Locate the string "name" in the records below. Copy every line where it occurs.

EXERCISE DATA:
————
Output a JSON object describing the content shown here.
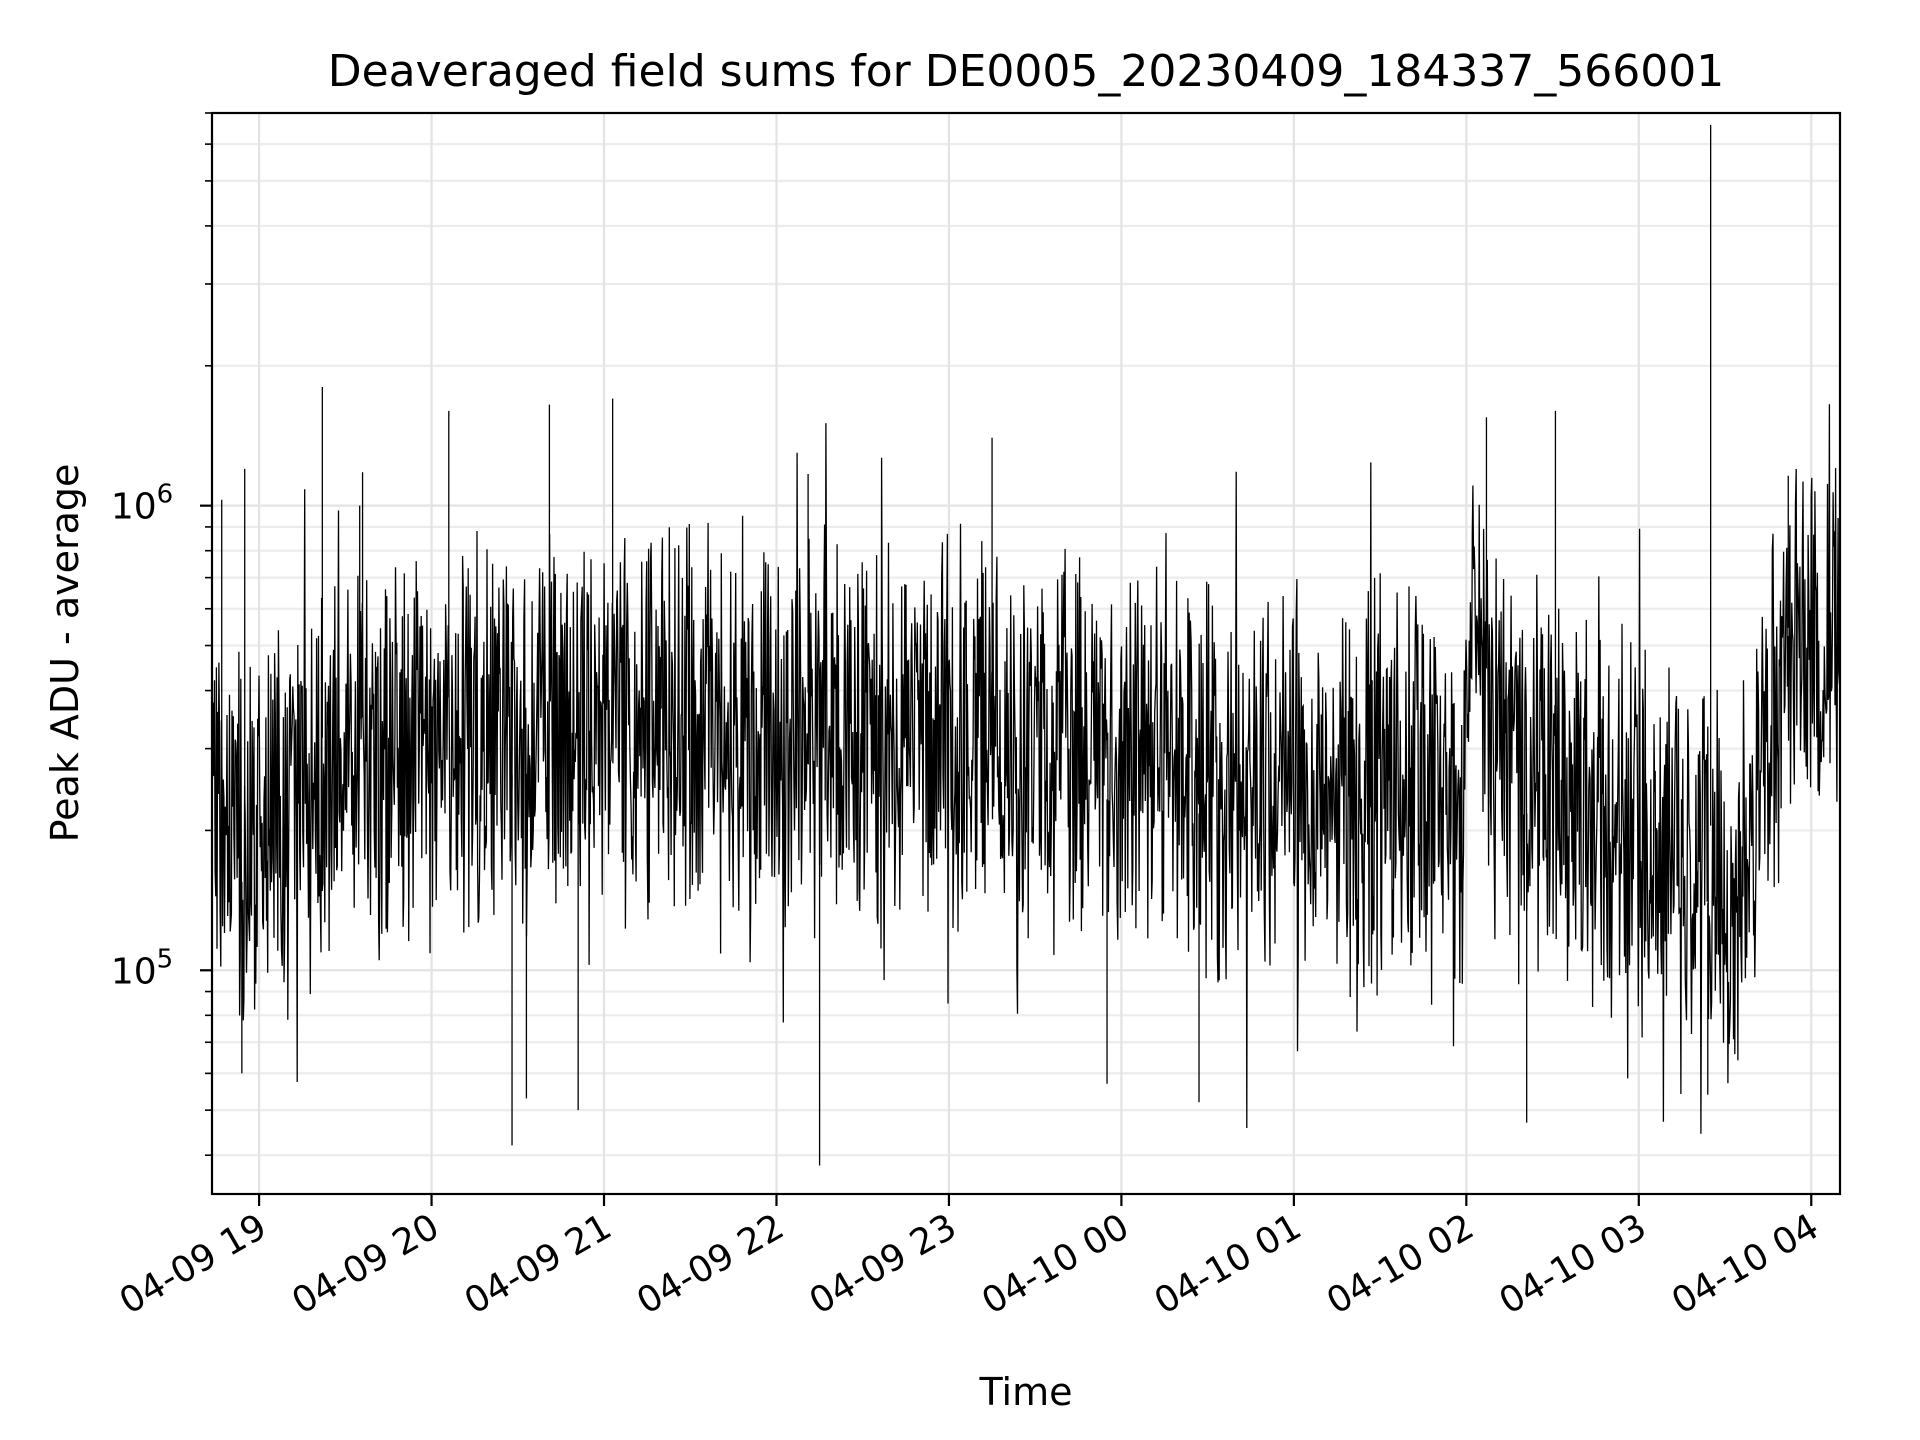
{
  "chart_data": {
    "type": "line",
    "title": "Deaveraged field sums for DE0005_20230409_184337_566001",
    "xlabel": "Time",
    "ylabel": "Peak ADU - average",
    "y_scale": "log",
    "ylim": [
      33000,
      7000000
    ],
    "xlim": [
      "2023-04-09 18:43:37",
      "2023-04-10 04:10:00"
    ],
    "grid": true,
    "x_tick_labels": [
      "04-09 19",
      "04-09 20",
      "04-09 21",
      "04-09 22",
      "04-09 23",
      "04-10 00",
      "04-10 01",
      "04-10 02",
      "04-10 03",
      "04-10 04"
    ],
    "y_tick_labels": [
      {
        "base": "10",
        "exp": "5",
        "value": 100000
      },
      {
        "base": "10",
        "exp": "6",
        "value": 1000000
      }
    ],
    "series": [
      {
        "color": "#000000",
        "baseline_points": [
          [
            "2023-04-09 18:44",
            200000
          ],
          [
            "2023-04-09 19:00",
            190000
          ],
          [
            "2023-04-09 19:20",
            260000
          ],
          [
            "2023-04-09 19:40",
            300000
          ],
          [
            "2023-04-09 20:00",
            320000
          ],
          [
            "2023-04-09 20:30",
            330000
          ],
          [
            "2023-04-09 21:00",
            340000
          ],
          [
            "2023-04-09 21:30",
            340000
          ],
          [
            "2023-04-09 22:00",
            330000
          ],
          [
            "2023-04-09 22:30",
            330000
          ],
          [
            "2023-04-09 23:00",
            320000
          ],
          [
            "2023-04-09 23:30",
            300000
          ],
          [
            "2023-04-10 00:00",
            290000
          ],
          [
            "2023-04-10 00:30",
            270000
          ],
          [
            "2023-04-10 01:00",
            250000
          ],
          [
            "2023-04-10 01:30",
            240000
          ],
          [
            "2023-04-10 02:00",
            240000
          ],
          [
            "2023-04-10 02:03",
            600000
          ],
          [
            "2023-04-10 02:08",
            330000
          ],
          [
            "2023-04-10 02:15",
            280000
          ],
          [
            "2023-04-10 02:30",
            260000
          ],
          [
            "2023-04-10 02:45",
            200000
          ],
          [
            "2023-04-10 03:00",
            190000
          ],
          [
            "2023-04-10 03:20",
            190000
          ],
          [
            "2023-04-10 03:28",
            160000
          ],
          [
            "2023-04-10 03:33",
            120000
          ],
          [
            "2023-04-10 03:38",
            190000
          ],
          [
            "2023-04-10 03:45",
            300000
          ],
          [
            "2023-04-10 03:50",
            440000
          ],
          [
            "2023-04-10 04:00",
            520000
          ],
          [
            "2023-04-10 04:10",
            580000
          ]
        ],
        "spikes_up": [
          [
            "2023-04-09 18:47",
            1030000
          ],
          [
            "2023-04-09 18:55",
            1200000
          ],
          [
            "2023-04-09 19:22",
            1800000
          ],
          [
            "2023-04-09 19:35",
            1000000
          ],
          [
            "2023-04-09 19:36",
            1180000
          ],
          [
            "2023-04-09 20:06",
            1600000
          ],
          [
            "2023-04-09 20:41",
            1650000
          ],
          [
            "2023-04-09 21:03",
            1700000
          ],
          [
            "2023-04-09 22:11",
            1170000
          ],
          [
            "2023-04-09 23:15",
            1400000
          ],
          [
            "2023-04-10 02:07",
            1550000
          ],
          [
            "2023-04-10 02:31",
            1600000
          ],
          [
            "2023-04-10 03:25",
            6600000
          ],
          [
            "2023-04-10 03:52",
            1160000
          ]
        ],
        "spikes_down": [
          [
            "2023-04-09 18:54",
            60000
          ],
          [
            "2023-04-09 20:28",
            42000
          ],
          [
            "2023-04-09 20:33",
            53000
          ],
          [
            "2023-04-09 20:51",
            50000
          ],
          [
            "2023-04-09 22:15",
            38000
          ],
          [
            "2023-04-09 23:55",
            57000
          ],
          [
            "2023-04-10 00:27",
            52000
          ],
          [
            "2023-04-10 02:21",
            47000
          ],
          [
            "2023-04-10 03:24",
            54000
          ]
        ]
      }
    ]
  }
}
————
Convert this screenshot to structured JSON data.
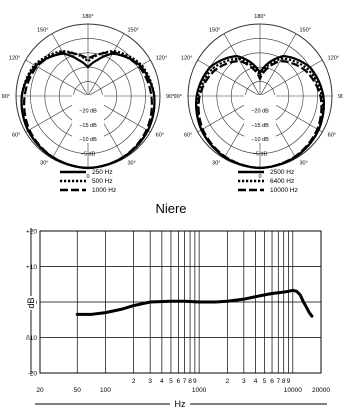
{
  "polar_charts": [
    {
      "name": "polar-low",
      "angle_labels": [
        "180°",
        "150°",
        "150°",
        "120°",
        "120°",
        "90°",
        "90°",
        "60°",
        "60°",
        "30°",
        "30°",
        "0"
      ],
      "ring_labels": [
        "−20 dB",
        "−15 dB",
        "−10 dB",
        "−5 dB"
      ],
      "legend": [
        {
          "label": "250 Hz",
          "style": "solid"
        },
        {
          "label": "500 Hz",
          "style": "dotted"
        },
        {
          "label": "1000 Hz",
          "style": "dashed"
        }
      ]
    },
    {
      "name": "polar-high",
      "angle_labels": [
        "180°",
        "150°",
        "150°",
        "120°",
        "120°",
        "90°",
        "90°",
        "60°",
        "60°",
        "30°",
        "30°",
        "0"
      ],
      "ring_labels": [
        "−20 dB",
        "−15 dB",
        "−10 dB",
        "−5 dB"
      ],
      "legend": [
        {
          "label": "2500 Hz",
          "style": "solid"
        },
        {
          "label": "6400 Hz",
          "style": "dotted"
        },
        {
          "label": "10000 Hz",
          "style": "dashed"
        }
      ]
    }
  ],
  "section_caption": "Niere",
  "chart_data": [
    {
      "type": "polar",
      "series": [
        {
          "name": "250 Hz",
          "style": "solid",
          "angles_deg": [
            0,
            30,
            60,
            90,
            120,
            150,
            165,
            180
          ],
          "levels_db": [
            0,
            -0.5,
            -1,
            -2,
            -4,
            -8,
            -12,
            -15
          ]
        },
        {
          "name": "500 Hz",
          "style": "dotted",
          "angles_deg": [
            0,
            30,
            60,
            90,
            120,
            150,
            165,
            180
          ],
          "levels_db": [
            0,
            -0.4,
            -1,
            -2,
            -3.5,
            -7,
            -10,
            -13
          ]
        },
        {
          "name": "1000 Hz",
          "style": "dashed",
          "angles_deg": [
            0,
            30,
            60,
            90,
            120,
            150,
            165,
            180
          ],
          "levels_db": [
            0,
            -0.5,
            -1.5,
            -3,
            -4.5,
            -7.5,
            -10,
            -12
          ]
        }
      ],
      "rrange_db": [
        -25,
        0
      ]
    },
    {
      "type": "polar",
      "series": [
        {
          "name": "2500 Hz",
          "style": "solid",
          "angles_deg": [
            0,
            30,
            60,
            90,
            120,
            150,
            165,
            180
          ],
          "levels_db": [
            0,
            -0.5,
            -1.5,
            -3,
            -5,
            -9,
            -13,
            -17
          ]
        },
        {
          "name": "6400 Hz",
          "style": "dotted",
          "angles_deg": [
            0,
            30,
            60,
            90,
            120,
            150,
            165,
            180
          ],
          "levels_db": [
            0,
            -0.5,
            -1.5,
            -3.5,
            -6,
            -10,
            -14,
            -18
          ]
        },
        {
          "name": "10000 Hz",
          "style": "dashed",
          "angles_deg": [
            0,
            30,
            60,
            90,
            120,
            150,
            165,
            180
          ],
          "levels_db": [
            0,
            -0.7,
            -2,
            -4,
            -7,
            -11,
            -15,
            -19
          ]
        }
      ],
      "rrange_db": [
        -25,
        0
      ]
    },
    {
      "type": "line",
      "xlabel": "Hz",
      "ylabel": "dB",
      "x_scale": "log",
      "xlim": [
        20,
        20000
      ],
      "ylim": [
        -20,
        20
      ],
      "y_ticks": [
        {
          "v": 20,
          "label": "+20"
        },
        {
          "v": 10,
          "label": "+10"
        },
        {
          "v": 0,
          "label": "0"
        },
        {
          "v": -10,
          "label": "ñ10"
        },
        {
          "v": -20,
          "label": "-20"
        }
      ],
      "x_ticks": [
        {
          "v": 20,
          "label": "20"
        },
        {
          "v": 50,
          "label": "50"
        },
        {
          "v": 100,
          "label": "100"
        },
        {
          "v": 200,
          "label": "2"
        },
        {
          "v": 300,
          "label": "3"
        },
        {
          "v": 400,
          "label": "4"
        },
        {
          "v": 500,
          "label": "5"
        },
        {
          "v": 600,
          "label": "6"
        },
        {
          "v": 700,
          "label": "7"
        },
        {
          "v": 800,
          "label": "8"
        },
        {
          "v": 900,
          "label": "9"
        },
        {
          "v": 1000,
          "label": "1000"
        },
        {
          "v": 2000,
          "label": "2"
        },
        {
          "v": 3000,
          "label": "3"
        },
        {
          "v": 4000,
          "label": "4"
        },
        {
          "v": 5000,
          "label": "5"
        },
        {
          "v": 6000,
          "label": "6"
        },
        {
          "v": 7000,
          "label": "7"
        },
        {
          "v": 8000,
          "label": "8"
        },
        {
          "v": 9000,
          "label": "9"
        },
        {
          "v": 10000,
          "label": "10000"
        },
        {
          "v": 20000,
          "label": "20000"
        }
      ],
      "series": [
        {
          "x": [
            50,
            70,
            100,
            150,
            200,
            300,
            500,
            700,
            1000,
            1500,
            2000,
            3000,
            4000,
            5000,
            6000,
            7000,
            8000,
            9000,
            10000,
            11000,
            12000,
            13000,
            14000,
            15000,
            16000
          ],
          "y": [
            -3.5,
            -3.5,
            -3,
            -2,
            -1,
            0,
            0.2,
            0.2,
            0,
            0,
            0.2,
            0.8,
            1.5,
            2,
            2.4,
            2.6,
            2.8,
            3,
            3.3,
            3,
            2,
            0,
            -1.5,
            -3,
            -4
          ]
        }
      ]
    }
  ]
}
————
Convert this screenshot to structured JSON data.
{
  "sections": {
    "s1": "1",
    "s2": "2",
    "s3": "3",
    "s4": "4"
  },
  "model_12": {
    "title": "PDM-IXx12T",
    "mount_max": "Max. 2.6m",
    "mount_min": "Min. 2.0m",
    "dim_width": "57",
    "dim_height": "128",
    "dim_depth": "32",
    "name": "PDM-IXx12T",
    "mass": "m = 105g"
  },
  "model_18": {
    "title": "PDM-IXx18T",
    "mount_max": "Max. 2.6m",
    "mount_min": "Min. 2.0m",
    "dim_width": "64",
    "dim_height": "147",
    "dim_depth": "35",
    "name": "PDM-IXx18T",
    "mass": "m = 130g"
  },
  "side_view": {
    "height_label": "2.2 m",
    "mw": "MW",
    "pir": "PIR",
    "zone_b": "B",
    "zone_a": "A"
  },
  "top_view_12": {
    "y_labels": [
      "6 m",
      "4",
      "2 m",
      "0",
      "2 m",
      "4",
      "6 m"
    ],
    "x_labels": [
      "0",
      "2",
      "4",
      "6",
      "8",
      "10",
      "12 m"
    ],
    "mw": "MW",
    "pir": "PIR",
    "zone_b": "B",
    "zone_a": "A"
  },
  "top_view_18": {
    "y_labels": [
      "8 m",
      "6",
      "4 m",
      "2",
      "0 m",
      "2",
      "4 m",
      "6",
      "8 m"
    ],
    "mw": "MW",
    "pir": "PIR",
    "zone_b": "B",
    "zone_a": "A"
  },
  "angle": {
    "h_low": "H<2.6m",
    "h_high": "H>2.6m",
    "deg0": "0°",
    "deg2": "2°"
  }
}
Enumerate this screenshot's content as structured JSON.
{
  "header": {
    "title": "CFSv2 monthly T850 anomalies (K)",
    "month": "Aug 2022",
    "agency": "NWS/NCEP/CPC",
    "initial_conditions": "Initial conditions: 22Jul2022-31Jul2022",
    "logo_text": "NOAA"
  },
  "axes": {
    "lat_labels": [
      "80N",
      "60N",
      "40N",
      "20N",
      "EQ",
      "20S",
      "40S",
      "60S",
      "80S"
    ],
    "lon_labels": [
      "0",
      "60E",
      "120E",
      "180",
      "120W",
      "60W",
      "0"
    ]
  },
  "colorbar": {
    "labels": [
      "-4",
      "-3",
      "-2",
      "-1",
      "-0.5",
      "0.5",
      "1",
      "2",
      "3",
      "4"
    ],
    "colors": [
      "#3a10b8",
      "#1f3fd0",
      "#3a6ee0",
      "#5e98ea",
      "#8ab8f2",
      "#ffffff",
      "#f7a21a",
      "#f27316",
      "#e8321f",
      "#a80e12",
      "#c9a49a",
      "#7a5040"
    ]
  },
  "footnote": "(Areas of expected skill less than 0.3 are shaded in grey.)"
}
————
EXERCISE RESULT:
      "name": "polar-low",
      "name": "polar-high",
          "name": "250 Hz",
          "name": "500 Hz",
          "name": "1000 Hz",
          "name": "2500 Hz",
          "name": "6400 Hz",
          "name": "10000 Hz",
    "name": "PDM-IXx12T",
    "name": "PDM-IXx18T",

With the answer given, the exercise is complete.